(Records from a collection of figures)
* Start *

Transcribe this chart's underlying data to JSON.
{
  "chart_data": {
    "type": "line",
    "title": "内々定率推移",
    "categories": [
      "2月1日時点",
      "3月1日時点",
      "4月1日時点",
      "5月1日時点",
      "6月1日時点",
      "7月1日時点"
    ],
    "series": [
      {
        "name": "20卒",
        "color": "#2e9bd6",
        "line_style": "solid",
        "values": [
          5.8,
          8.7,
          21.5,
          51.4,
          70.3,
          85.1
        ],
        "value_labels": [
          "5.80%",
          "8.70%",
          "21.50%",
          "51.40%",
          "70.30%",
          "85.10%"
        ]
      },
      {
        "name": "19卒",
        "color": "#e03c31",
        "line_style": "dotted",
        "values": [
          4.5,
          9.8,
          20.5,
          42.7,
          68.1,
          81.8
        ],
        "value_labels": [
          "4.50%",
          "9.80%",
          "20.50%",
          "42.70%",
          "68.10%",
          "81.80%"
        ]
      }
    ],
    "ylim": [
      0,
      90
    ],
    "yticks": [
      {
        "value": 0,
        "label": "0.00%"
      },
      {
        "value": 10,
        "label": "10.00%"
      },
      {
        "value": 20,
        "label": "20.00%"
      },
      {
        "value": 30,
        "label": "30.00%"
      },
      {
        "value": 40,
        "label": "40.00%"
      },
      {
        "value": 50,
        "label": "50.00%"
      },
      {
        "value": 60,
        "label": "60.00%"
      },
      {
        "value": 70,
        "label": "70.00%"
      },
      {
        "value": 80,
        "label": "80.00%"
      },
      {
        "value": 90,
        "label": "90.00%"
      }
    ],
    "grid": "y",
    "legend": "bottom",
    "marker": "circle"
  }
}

* End *

__DIRECTIVE__.
Write out the entries in full, exactly as given.

__RESPONSE TO THIS TASK__.
Transcribe this chart's underlying data to JSON.
{
  "chart_data": {
    "type": "line",
    "title": "内々定率推移",
    "categories": [
      "2月1日時点",
      "3月1日時点",
      "4月1日時点",
      "5月1日時点",
      "6月1日時点",
      "7月1日時点"
    ],
    "series": [
      {
        "name": "20卒",
        "color": "#2e9bd6",
        "line_style": "solid",
        "values": [
          5.8,
          8.7,
          21.5,
          51.4,
          70.3,
          85.1
        ],
        "value_labels": [
          "5.80%",
          "8.70%",
          "21.50%",
          "51.40%",
          "70.30%",
          "85.10%"
        ]
      },
      {
        "name": "19卒",
        "color": "#e03c31",
        "line_style": "dotted",
        "values": [
          4.5,
          9.8,
          20.5,
          42.7,
          68.1,
          81.8
        ],
        "value_labels": [
          "4.50%",
          "9.80%",
          "20.50%",
          "42.70%",
          "68.10%",
          "81.80%"
        ]
      }
    ],
    "ylim": [
      0,
      90
    ],
    "yticks": [
      {
        "value": 0,
        "label": "0.00%"
      },
      {
        "value": 10,
        "label": "10.00%"
      },
      {
        "value": 20,
        "label": "20.00%"
      },
      {
        "value": 30,
        "label": "30.00%"
      },
      {
        "value": 40,
        "label": "40.00%"
      },
      {
        "value": 50,
        "label": "50.00%"
      },
      {
        "value": 60,
        "label": "60.00%"
      },
      {
        "value": 70,
        "label": "70.00%"
      },
      {
        "value": 80,
        "label": "80.00%"
      },
      {
        "value": 90,
        "label": "90.00%"
      }
    ],
    "grid": "y",
    "legend": "bottom",
    "marker": "circle"
  }
}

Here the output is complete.